**Task brief**:
Wherever a line in the data below holds "Arthur", copy that line.

**Record set**:
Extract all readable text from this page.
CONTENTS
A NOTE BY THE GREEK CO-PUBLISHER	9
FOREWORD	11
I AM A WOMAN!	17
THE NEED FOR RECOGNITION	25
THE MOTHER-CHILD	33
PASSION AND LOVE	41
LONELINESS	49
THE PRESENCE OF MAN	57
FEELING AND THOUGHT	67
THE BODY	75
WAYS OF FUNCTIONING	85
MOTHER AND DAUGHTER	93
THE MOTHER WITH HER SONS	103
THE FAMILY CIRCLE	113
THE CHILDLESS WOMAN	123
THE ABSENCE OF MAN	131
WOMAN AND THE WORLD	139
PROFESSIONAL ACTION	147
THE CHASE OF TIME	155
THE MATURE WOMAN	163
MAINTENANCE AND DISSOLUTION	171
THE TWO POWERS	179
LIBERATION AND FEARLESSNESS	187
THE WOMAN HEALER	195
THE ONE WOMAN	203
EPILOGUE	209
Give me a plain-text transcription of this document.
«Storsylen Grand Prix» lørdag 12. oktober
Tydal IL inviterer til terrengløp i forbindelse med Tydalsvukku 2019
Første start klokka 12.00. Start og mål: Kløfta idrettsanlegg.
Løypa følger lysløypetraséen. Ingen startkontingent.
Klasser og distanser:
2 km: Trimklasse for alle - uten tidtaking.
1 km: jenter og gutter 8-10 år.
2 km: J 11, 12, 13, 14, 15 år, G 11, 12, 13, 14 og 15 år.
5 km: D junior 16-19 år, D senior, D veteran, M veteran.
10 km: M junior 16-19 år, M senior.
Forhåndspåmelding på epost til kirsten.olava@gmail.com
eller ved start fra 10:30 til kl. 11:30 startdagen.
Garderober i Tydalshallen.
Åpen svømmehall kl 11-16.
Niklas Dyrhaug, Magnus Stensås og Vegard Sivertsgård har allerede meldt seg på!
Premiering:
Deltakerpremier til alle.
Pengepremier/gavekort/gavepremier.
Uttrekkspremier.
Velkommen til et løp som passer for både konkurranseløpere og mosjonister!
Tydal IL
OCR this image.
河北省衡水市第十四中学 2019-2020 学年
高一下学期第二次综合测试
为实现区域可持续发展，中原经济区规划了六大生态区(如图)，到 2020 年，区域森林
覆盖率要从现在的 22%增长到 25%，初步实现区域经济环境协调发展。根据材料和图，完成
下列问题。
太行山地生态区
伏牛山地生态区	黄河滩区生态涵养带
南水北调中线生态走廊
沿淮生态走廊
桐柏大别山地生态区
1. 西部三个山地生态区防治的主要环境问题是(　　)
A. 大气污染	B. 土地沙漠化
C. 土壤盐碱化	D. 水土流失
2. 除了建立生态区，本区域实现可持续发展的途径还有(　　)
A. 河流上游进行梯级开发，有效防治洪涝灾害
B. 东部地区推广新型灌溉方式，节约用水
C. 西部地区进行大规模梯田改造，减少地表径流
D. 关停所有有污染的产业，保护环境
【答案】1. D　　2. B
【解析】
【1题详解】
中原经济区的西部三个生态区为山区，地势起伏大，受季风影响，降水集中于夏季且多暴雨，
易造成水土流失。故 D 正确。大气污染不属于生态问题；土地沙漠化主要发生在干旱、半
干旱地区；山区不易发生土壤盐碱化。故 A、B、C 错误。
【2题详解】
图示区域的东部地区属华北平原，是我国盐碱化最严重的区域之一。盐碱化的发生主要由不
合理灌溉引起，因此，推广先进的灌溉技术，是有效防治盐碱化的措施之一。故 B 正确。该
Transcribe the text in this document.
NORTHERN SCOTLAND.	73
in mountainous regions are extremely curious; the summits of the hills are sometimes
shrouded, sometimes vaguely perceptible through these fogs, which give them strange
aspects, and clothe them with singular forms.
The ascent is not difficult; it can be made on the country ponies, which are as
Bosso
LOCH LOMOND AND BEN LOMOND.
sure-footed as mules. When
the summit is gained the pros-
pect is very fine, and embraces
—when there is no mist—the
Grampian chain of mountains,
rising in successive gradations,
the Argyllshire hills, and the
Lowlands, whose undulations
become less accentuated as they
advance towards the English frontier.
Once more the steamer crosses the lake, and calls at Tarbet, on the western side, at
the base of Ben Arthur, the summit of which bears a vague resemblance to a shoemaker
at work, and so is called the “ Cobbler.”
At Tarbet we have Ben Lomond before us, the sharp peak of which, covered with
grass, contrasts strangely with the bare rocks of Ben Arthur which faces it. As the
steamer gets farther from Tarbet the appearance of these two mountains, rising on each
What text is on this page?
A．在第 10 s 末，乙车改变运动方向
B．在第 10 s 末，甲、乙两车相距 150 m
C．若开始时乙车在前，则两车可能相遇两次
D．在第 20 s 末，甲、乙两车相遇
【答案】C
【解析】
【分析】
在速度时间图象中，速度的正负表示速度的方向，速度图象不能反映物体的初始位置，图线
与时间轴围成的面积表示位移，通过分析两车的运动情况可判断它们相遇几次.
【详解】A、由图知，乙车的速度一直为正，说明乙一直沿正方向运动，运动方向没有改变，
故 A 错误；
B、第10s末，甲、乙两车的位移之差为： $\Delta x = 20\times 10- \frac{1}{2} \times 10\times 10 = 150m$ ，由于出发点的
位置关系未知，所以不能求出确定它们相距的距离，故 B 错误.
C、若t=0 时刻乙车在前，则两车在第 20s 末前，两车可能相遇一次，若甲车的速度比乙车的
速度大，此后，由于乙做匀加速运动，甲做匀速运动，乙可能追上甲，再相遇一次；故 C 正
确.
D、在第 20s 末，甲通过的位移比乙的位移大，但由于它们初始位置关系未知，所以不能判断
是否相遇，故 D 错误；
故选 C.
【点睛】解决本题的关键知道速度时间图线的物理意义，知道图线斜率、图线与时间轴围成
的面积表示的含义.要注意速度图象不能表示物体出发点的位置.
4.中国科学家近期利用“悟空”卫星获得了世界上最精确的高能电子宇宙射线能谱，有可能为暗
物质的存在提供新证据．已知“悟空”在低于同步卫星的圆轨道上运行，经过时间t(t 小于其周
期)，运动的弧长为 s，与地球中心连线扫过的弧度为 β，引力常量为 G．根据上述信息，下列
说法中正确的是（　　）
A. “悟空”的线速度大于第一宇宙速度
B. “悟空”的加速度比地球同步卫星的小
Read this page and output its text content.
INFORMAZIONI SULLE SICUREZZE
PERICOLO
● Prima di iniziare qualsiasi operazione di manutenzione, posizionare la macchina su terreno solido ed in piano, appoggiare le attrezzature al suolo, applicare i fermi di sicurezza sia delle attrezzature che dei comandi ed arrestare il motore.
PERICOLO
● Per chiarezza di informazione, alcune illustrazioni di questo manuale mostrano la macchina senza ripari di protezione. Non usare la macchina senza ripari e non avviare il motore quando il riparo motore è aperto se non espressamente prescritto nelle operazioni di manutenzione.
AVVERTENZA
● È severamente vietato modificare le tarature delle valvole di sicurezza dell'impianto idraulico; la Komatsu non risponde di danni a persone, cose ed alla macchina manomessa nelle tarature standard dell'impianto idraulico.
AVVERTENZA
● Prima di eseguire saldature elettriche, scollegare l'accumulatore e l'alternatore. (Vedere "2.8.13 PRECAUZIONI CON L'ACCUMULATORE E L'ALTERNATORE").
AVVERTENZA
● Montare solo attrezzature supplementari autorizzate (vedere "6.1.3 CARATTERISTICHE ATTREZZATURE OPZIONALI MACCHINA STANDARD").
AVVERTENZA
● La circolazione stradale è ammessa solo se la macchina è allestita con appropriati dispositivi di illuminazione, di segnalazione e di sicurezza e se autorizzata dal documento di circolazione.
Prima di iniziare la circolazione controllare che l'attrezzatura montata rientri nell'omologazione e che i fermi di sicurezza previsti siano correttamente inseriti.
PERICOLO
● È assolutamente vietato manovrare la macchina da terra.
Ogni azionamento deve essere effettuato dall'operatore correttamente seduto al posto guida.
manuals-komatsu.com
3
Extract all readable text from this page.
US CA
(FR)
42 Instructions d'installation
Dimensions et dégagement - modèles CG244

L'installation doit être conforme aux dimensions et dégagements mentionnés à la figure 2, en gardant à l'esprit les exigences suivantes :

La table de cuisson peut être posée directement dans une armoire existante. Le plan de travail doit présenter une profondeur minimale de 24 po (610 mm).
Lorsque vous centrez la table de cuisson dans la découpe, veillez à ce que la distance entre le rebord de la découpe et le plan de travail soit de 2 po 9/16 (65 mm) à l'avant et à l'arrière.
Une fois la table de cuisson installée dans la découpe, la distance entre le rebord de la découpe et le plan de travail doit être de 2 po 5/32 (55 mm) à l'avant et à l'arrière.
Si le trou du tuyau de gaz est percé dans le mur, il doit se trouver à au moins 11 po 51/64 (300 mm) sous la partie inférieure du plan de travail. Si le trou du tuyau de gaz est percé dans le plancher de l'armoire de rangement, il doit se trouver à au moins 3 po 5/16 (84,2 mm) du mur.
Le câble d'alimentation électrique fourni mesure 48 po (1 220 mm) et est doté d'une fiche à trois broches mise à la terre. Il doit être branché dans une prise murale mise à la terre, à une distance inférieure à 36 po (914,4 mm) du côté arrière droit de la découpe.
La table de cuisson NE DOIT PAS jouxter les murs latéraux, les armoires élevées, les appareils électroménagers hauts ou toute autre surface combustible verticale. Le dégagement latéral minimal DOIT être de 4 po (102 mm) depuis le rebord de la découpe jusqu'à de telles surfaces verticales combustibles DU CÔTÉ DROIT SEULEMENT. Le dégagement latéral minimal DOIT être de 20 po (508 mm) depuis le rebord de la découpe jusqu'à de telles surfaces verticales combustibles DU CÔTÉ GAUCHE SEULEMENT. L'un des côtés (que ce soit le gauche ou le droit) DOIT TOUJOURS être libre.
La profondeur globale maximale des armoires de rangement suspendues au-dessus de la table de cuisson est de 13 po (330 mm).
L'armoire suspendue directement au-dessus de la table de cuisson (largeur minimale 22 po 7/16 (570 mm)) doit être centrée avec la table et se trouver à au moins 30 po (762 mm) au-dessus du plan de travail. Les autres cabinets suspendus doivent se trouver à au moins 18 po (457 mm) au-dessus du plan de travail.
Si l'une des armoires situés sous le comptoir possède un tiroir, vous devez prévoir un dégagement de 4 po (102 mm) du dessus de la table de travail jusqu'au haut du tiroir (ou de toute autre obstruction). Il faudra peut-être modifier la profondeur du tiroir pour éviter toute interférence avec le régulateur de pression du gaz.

**Task answer**:
the base of Ben Arthur, the summit of which bears a vague resemblance to a shoemaker
grass, contrasts strangely with the bare rocks of Ben Arthur which faces it. As the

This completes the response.